### Brief
Scan the listing and work out how many lines contain the word "title". Nothing but the number should be given.

***

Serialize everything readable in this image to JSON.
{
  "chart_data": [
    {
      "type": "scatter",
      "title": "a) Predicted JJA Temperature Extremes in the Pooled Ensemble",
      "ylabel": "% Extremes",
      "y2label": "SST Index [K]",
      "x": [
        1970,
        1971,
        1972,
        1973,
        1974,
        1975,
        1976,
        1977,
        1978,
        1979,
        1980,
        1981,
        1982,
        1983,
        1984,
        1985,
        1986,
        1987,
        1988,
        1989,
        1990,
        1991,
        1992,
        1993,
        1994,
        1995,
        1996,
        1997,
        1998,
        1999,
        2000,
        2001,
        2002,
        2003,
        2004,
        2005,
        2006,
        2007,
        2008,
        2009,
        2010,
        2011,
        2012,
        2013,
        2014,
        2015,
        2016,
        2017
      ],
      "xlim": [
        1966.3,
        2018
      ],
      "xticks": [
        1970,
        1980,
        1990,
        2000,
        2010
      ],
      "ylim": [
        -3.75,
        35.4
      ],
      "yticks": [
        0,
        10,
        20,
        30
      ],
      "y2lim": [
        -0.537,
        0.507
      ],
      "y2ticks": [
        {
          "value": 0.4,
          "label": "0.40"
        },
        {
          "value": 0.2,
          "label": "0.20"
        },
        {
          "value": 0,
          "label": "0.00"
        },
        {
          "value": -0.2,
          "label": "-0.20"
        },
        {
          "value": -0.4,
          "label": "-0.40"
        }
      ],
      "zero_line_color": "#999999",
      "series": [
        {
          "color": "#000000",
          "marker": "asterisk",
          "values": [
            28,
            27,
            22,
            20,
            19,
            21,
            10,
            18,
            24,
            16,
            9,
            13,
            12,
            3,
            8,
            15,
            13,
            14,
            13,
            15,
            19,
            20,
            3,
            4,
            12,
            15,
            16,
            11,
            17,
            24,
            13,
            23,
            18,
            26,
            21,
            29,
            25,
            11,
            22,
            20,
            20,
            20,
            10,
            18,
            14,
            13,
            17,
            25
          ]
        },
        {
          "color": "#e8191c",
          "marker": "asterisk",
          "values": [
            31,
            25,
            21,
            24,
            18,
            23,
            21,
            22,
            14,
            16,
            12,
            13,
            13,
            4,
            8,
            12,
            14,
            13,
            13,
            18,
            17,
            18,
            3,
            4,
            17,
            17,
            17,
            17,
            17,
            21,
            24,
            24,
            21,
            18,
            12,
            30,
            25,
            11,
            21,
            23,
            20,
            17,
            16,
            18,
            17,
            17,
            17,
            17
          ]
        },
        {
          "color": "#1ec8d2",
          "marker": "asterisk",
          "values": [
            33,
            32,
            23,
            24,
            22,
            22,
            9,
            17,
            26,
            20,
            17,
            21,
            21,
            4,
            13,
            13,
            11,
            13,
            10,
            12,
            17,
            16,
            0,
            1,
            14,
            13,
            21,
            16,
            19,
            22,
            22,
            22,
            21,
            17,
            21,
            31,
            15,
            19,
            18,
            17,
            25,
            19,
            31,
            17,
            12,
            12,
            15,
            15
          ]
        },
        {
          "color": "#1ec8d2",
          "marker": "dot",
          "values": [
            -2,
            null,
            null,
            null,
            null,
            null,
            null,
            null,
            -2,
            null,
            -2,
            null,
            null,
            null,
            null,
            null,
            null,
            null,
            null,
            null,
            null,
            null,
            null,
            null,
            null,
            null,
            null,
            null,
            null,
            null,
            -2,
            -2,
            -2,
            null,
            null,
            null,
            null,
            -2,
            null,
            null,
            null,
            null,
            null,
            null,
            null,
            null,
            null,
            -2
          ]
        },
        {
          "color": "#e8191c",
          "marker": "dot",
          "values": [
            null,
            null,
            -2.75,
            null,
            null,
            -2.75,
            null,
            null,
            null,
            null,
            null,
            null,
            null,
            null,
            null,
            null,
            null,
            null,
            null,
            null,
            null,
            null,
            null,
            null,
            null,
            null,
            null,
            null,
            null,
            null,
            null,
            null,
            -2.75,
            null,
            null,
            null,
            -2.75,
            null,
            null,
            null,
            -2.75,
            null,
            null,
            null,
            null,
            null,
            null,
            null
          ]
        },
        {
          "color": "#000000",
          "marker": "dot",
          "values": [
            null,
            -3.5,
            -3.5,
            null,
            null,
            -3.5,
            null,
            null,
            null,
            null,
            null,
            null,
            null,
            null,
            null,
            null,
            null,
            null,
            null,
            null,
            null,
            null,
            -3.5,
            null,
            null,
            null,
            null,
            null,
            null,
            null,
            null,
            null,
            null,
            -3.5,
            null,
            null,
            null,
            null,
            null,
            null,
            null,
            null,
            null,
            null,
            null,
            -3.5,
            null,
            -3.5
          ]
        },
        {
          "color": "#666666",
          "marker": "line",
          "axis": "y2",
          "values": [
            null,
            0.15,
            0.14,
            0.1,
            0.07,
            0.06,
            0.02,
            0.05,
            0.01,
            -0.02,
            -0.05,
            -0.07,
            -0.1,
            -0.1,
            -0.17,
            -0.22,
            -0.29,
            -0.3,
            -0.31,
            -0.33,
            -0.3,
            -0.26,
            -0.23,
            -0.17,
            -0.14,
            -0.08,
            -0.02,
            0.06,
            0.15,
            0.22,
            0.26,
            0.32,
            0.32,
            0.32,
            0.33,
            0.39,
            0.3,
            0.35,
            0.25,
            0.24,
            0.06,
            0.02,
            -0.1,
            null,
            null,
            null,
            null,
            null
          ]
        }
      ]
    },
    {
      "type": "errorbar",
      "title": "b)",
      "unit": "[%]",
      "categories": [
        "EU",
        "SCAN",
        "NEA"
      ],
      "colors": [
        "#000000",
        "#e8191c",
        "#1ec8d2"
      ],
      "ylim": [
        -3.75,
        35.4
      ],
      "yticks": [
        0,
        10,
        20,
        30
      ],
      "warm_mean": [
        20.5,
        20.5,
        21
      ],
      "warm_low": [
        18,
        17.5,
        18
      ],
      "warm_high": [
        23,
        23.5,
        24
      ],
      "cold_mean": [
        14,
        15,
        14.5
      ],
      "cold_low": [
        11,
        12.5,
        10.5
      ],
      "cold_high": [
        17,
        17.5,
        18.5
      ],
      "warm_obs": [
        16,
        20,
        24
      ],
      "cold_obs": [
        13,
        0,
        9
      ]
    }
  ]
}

***

### Task result
2